>> begin MATERIAL PROVIDED

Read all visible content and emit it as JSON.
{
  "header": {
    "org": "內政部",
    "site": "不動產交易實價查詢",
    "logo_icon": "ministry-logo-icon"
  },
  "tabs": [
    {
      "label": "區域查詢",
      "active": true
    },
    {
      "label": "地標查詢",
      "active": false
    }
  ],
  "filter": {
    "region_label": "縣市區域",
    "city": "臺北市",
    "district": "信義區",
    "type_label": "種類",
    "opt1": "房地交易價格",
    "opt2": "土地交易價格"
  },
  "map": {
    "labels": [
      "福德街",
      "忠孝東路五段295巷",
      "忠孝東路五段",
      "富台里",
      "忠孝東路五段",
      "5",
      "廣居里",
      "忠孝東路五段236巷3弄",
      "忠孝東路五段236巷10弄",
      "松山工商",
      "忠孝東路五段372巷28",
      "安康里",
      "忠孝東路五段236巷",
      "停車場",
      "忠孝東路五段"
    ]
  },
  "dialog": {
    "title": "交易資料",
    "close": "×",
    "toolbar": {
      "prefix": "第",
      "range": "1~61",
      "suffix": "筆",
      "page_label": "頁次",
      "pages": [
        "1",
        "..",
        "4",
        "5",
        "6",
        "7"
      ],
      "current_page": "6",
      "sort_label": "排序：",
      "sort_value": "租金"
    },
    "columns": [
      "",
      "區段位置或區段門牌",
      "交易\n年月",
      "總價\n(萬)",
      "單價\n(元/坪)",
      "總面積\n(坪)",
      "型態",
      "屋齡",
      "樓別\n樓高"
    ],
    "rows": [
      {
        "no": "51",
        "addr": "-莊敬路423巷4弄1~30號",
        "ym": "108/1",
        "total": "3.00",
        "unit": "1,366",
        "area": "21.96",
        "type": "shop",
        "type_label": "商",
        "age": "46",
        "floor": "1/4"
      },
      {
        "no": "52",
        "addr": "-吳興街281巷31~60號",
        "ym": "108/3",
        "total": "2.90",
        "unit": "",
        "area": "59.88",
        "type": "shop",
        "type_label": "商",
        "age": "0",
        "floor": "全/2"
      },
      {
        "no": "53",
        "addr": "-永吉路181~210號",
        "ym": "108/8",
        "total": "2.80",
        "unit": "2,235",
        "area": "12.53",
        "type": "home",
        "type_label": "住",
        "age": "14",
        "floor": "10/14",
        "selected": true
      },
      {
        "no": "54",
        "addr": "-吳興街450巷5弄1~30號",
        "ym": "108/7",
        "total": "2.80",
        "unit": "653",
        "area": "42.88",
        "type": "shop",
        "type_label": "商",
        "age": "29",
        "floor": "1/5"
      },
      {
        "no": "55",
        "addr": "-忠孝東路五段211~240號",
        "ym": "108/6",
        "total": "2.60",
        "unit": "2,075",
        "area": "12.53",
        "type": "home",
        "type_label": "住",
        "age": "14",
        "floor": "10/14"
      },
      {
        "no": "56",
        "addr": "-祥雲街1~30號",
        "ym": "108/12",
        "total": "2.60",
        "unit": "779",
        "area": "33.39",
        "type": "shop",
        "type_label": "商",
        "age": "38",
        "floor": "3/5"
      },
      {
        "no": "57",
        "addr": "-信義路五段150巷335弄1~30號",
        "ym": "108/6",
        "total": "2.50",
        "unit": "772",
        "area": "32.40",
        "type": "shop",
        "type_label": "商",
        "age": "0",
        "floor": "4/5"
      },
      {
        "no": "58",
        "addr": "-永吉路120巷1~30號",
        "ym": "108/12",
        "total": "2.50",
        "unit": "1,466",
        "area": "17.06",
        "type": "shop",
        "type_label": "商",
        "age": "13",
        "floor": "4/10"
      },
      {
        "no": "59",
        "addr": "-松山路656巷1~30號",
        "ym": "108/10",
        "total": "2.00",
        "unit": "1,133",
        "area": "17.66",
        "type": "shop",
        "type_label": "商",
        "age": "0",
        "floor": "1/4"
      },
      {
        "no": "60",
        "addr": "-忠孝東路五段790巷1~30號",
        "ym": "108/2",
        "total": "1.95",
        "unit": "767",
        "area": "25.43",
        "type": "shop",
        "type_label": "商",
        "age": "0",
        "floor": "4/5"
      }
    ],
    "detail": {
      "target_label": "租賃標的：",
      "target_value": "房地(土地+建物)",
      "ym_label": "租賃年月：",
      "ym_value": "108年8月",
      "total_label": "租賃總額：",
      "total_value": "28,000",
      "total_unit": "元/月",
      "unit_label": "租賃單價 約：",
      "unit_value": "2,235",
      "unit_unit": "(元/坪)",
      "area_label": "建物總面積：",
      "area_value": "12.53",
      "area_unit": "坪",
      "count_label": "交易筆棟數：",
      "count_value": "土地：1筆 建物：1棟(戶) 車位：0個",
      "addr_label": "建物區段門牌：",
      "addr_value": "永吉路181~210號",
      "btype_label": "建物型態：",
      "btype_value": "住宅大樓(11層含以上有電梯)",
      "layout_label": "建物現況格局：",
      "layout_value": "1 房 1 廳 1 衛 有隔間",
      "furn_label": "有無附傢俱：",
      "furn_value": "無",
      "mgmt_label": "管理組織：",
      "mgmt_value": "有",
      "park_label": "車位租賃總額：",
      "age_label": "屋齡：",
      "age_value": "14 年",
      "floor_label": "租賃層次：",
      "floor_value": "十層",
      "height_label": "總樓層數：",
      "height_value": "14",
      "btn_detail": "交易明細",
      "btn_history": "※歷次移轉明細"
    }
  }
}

>> end MATERIAL PROVIDED

● **EXERCISE GOAL**
Every record above needs to be repeated word for word.

● **ANSWER BELOW**
Read all visible content and emit it as JSON.
{
  "header": {
    "org": "內政部",
    "site": "不動產交易實價查詢",
    "logo_icon": "ministry-logo-icon"
  },
  "tabs": [
    {
      "label": "區域查詢",
      "active": true
    },
    {
      "label": "地標查詢",
      "active": false
    }
  ],
  "filter": {
    "region_label": "縣市區域",
    "city": "臺北市",
    "district": "信義區",
    "type_label": "種類",
    "opt1": "房地交易價格",
    "opt2": "土地交易價格"
  },
  "map": {
    "labels": [
      "福德街",
      "忠孝東路五段295巷",
      "忠孝東路五段",
      "富台里",
      "忠孝東路五段",
      "5",
      "廣居里",
      "忠孝東路五段236巷3弄",
      "忠孝東路五段236巷10弄",
      "松山工商",
      "忠孝東路五段372巷28",
      "安康里",
      "忠孝東路五段236巷",
      "停車場",
      "忠孝東路五段"
    ]
  },
  "dialog": {
    "title": "交易資料",
    "close": "×",
    "toolbar": {
      "prefix": "第",
      "range": "1~61",
      "suffix": "筆",
      "page_label": "頁次",
      "pages": [
        "1",
        "..",
        "4",
        "5",
        "6",
        "7"
      ],
      "current_page": "6",
      "sort_label": "排序：",
      "sort_value": "租金"
    },
    "columns": [
      "",
      "區段位置或區段門牌",
      "交易\n年月",
      "總價\n(萬)",
      "單價\n(元/坪)",
      "總面積\n(坪)",
      "型態",
      "屋齡",
      "樓別\n樓高"
    ],
    "rows": [
      {
        "no": "51",
        "addr": "-莊敬路423巷4弄1~30號",
        "ym": "108/1",
        "total": "3.00",
        "unit": "1,366",
        "area": "21.96",
        "type": "shop",
        "type_label": "商",
        "age": "46",
        "floor": "1/4"
      },
      {
        "no": "52",
        "addr": "-吳興街281巷31~60號",
        "ym": "108/3",
        "total": "2.90",
        "unit": "",
        "area": "59.88",
        "type": "shop",
        "type_label": "商",
        "age": "0",
        "floor": "全/2"
      },
      {
        "no": "53",
        "addr": "-永吉路181~210號",
        "ym": "108/8",
        "total": "2.80",
        "unit": "2,235",
        "area": "12.53",
        "type": "home",
        "type_label": "住",
        "age": "14",
        "floor": "10/14",
        "selected": true
      },
      {
        "no": "54",
        "addr": "-吳興街450巷5弄1~30號",
        "ym": "108/7",
        "total": "2.80",
        "unit": "653",
        "area": "42.88",
        "type": "shop",
        "type_label": "商",
        "age": "29",
        "floor": "1/5"
      },
      {
        "no": "55",
        "addr": "-忠孝東路五段211~240號",
        "ym": "108/6",
        "total": "2.60",
        "unit": "2,075",
        "area": "12.53",
        "type": "home",
        "type_label": "住",
        "age": "14",
        "floor": "10/14"
      },
      {
        "no": "56",
        "addr": "-祥雲街1~30號",
        "ym": "108/12",
        "total": "2.60",
        "unit": "779",
        "area": "33.39",
        "type": "shop",
        "type_label": "商",
        "age": "38",
        "floor": "3/5"
      },
      {
        "no": "57",
        "addr": "-信義路五段150巷335弄1~30號",
        "ym": "108/6",
        "total": "2.50",
        "unit": "772",
        "area": "32.40",
        "type": "shop",
        "type_label": "商",
        "age": "0",
        "floor": "4/5"
      },
      {
        "no": "58",
        "addr": "-永吉路120巷1~30號",
        "ym": "108/12",
        "total": "2.50",
        "unit": "1,466",
        "area": "17.06",
        "type": "shop",
        "type_label": "商",
        "age": "13",
        "floor": "4/10"
      },
      {
        "no": "59",
        "addr": "-松山路656巷1~30號",
        "ym": "108/10",
        "total": "2.00",
        "unit": "1,133",
        "area": "17.66",
        "type": "shop",
        "type_label": "商",
        "age": "0",
        "floor": "1/4"
      },
      {
        "no": "60",
        "addr": "-忠孝東路五段790巷1~30號",
        "ym": "108/2",
        "total": "1.95",
        "unit": "767",
        "area": "25.43",
        "type": "shop",
        "type_label": "商",
        "age": "0",
        "floor": "4/5"
      }
    ],
    "detail": {
      "target_label": "租賃標的：",
      "target_value": "房地(土地+建物)",
      "ym_label": "租賃年月：",
      "ym_value": "108年8月",
      "total_label": "租賃總額：",
      "total_value": "28,000",
      "total_unit": "元/月",
      "unit_label": "租賃單價 約：",
      "unit_value": "2,235",
      "unit_unit": "(元/坪)",
      "area_label": "建物總面積：",
      "area_value": "12.53",
      "area_unit": "坪",
      "count_label": "交易筆棟數：",
      "count_value": "土地：1筆 建物：1棟(戶) 車位：0個",
      "addr_label": "建物區段門牌：",
      "addr_value": "永吉路181~210號",
      "btype_label": "建物型態：",
      "btype_value": "住宅大樓(11層含以上有電梯)",
      "layout_label": "建物現況格局：",
      "layout_value": "1 房 1 廳 1 衛 有隔間",
      "furn_label": "有無附傢俱：",
      "furn_value": "無",
      "mgmt_label": "管理組織：",
      "mgmt_value": "有",
      "park_label": "車位租賃總額：",
      "age_label": "屋齡：",
      "age_value": "14 年",
      "floor_label": "租賃層次：",
      "floor_value": "十層",
      "height_label": "總樓層數：",
      "height_value": "14",
      "btn_detail": "交易明細",
      "btn_history": "※歷次移轉明細"
    }
  }
}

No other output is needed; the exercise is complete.